▸ **Given data**
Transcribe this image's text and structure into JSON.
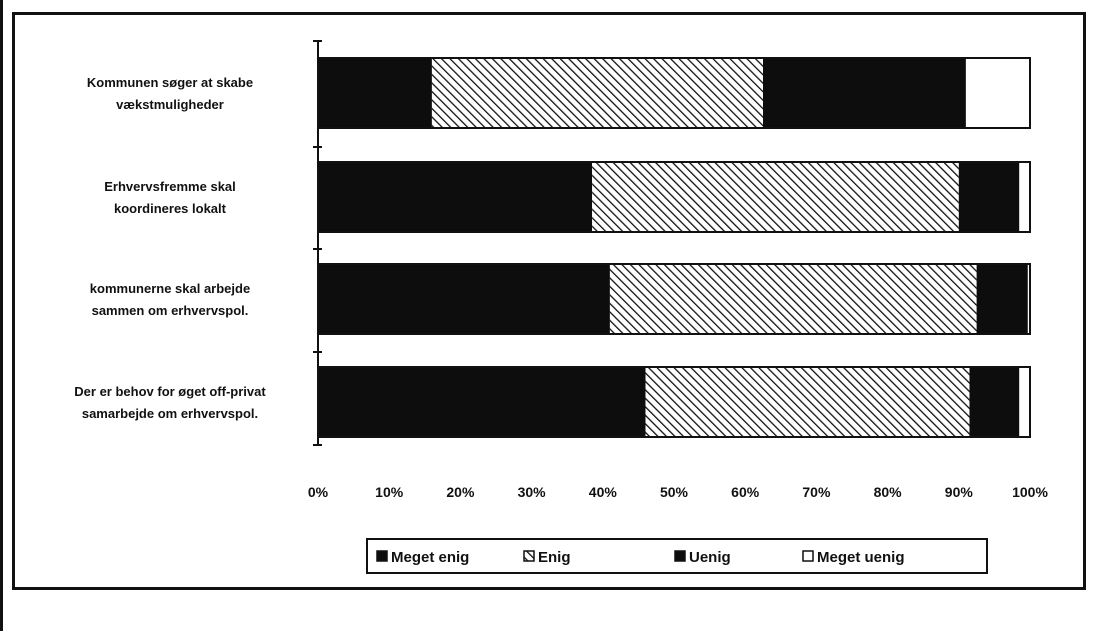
{
  "chart_data": {
    "type": "bar",
    "stacked": true,
    "orientation": "horizontal",
    "categories": [
      "Kommunen søger at skabe vækstmuligheder",
      "Erhvervsfremme skal koordineres lokalt",
      "kommunerne skal arbejde sammen om erhvervspol.",
      "Der er behov for øget off-privat samarbejde om erhvervspol."
    ],
    "category_lines": [
      [
        "Kommunen søger at skabe",
        "vækstmuligheder"
      ],
      [
        "Erhvervsfremme skal",
        "koordineres lokalt"
      ],
      [
        "kommunerne skal arbejde",
        "sammen om erhvervspol."
      ],
      [
        "Der er behov for øget off-privat",
        "samarbejde om erhvervspol."
      ]
    ],
    "series": [
      {
        "name": "Meget enig",
        "values": [
          16,
          38.5,
          41,
          46
        ],
        "fill": "solid-black"
      },
      {
        "name": "Enig",
        "values": [
          46.5,
          51.5,
          51.5,
          45.5
        ],
        "fill": "hatch"
      },
      {
        "name": "Uenig",
        "values": [
          28.5,
          8.5,
          7.2,
          7
        ],
        "fill": "solid-black"
      },
      {
        "name": "Meget uenig",
        "values": [
          9,
          1.5,
          0.3,
          1.5
        ],
        "fill": "white"
      }
    ],
    "x_ticks": [
      "0%",
      "10%",
      "20%",
      "30%",
      "40%",
      "50%",
      "60%",
      "70%",
      "80%",
      "90%",
      "100%"
    ],
    "xlim": [
      0,
      100
    ],
    "grid": false,
    "legend_position": "bottom",
    "title": "",
    "xlabel": "",
    "ylabel": ""
  }
}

▸ **What is asked**
Every record above must be given again exactly; drop the pictures.

▸ **Exercise output**
Transcribe this image's text and structure into JSON.
{
  "chart_data": {
    "type": "bar",
    "stacked": true,
    "orientation": "horizontal",
    "categories": [
      "Kommunen søger at skabe vækstmuligheder",
      "Erhvervsfremme skal koordineres lokalt",
      "kommunerne skal arbejde sammen om erhvervspol.",
      "Der er behov for øget off-privat samarbejde om erhvervspol."
    ],
    "category_lines": [
      [
        "Kommunen søger at skabe",
        "vækstmuligheder"
      ],
      [
        "Erhvervsfremme skal",
        "koordineres lokalt"
      ],
      [
        "kommunerne skal arbejde",
        "sammen om erhvervspol."
      ],
      [
        "Der er behov for øget off-privat",
        "samarbejde om erhvervspol."
      ]
    ],
    "series": [
      {
        "name": "Meget enig",
        "values": [
          16,
          38.5,
          41,
          46
        ],
        "fill": "solid-black"
      },
      {
        "name": "Enig",
        "values": [
          46.5,
          51.5,
          51.5,
          45.5
        ],
        "fill": "hatch"
      },
      {
        "name": "Uenig",
        "values": [
          28.5,
          8.5,
          7.2,
          7
        ],
        "fill": "solid-black"
      },
      {
        "name": "Meget uenig",
        "values": [
          9,
          1.5,
          0.3,
          1.5
        ],
        "fill": "white"
      }
    ],
    "x_ticks": [
      "0%",
      "10%",
      "20%",
      "30%",
      "40%",
      "50%",
      "60%",
      "70%",
      "80%",
      "90%",
      "100%"
    ],
    "xlim": [
      0,
      100
    ],
    "grid": false,
    "legend_position": "bottom",
    "title": "",
    "xlabel": "",
    "ylabel": ""
  }
}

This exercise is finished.